• [TEXT PASSAGE]:
Segment Open

The district overlaps with Virginia's 8th and 10th congressional districts, and with the 34th, 47th, 48th, 49th, and 86th districts of the Virginia House of Delegates. It lies directly across the river from Maryland and the District of Columbia.

==Recent election results==
===2019===

2019 Virginia Senate election, District 31
| Party |  | Candidate | Votes | % |
|---|---|---|---|---|
|  | Democratic | Barbara Favola (incumbent) | 46,655 | 91.6 |
| Total votes |  |  | 50,914 | 100 |
|  | Democratic hold |  |  |  |

===2015===

2015 Virginia Senate election, District 31
| Party |  | Candidate | Votes | % |
|---|---|---|---|---|
|  | Democratic | Barbara Favola (incumbent) | 26,373 | 62.3 |
|  | Republican | George Farakis | 15,904 | 37.5 |
| Total votes |  |  | 42,358 | 100 |
|  | Democratic hold |  |  |  |

===2011===

2011 Virginia Senate election, District 31
Primary election
| Party |  | Candidate | Votes | % |
|  | Democratic | Barbara Favola | 6,549 | 64.7 |
|  | Democratic | Jaime Areizaga-Soto | 3,575 | 35.3 |
| Total votes |  |  | 10,124 | 100 |
General election
|  | Democratic | Barbara Favola | 24,349 | 58.1 |
|  | Republican | Caren Merrick | 17,484 | 41.7 |
| Total votes |  |  | 41,912 | 100 |
|  | Democratic hold |  |  |  |

===Federal and statewide results===

| Year | Office | Results |
| 2021 | Governor | McAuliffe 76.7–22.6% |
| 2020 | President | Biden 71.6–26.6% |
| 2017 | Governor | Northam 71.6–27.5% |
| 2016 | President | Clinton 69.2–24.9% |
| 2014 | Senate | Warner 61.7–36.1% |
| 2013 | Governor | McAuliffe 63.0–31.2% |
| 2012 | President | Obama 61.0–37.7% |
| Senate | Kaine 63.7–36.3% |

==Historical results==
All election results below took place prior to 2011 redistricting, and thus were under different district lines.

Segment Closed

• [DIRECTIONS]:
[1] Translate this sentence from the district passage into Spanish: "It lies directly across the river from Maryland and the District of Columbia."
[2] Duplicate the portion of the district passage that opens with the words containing "The district overlaps" and closes with "District of Columbia.".
The records have no connection to the district passage.

• [INFORMATION SHOWN]:
Segment Open

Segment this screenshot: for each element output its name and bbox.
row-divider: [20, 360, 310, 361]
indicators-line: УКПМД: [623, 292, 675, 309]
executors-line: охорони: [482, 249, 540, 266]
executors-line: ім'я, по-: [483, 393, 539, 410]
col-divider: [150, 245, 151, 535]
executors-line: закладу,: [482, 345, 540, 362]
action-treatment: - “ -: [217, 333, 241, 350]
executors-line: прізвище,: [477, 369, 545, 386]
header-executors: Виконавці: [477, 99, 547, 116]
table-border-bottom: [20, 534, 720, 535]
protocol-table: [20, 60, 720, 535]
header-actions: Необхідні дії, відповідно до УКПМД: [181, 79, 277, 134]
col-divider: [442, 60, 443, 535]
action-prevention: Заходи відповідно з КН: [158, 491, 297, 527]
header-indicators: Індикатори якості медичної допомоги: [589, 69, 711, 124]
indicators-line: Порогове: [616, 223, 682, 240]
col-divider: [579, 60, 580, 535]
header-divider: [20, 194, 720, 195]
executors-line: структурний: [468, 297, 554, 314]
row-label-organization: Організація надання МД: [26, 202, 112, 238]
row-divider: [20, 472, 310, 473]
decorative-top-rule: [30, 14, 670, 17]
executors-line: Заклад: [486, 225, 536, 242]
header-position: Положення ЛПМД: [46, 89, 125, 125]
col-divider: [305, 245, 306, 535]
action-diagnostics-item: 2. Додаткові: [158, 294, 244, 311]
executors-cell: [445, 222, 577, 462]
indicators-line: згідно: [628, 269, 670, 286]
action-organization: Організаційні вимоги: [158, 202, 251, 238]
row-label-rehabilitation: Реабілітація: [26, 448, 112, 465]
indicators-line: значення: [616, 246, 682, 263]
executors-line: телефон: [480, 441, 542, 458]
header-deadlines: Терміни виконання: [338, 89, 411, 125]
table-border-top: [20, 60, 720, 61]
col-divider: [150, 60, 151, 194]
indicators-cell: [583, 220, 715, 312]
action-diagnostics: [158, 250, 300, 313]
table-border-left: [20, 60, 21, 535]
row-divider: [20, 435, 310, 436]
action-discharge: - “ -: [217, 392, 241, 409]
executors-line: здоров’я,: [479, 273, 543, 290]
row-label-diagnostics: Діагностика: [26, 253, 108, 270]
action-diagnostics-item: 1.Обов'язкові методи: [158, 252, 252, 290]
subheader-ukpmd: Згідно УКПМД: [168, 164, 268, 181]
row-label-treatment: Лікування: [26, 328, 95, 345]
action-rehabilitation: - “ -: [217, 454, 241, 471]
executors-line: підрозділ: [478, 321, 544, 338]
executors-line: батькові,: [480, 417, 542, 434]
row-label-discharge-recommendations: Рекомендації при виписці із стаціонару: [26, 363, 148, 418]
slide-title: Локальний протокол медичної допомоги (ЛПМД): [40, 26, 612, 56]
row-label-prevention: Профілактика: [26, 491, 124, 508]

Segment Closed

• [TASK-BY-TASK SOLUTIONS]:
[1] Se encuentra justo al otro lado del río, frente a Maryland y el Distrito de Columbia.

[2]
The district overlaps with Virginia's 8th and 10th congressional districts, and with the 34th, 47th, 48th, 49th, and 86th districts of the Virginia House of Delegates. It lies directly across the river from Maryland and the District of Columbia.